> _Aim of the task_: Repeat the full listing, word for word.

> _Information given_:
----

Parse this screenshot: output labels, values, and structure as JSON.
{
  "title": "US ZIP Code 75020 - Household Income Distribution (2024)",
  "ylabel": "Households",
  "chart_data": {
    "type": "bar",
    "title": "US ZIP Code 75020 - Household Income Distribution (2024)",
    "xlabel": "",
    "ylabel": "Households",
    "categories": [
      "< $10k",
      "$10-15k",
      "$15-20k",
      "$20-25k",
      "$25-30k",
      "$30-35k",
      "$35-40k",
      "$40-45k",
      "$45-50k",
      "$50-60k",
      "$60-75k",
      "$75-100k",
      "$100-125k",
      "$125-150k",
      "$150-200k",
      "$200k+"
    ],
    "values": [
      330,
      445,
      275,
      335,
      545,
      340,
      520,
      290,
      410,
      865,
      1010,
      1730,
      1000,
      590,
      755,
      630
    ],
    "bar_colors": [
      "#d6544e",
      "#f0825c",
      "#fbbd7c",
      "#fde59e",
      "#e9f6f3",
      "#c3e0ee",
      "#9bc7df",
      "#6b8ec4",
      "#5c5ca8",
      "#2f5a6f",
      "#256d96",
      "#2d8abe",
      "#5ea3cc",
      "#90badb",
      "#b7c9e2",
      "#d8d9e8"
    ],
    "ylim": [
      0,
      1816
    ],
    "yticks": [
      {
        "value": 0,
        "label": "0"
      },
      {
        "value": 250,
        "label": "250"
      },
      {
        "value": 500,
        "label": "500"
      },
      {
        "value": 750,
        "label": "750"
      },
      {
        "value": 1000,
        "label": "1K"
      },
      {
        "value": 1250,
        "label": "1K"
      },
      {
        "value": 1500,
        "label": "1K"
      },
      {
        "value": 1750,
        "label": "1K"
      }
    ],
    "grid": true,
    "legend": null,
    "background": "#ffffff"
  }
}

----

> _Exercise answer_:
Parse this screenshot: output labels, values, and structure as JSON.
{
  "title": "US ZIP Code 75020 - Household Income Distribution (2024)",
  "ylabel": "Households",
  "chart_data": {
    "type": "bar",
    "title": "US ZIP Code 75020 - Household Income Distribution (2024)",
    "xlabel": "",
    "ylabel": "Households",
    "categories": [
      "< $10k",
      "$10-15k",
      "$15-20k",
      "$20-25k",
      "$25-30k",
      "$30-35k",
      "$35-40k",
      "$40-45k",
      "$45-50k",
      "$50-60k",
      "$60-75k",
      "$75-100k",
      "$100-125k",
      "$125-150k",
      "$150-200k",
      "$200k+"
    ],
    "values": [
      330,
      445,
      275,
      335,
      545,
      340,
      520,
      290,
      410,
      865,
      1010,
      1730,
      1000,
      590,
      755,
      630
    ],
    "bar_colors": [
      "#d6544e",
      "#f0825c",
      "#fbbd7c",
      "#fde59e",
      "#e9f6f3",
      "#c3e0ee",
      "#9bc7df",
      "#6b8ec4",
      "#5c5ca8",
      "#2f5a6f",
      "#256d96",
      "#2d8abe",
      "#5ea3cc",
      "#90badb",
      "#b7c9e2",
      "#d8d9e8"
    ],
    "ylim": [
      0,
      1816
    ],
    "yticks": [
      {
        "value": 0,
        "label": "0"
      },
      {
        "value": 250,
        "label": "250"
      },
      {
        "value": 500,
        "label": "500"
      },
      {
        "value": 750,
        "label": "750"
      },
      {
        "value": 1000,
        "label": "1K"
      },
      {
        "value": 1250,
        "label": "1K"
      },
      {
        "value": 1500,
        "label": "1K"
      },
      {
        "value": 1750,
        "label": "1K"
      }
    ],
    "grid": true,
    "legend": null,
    "background": "#ffffff"
  }
}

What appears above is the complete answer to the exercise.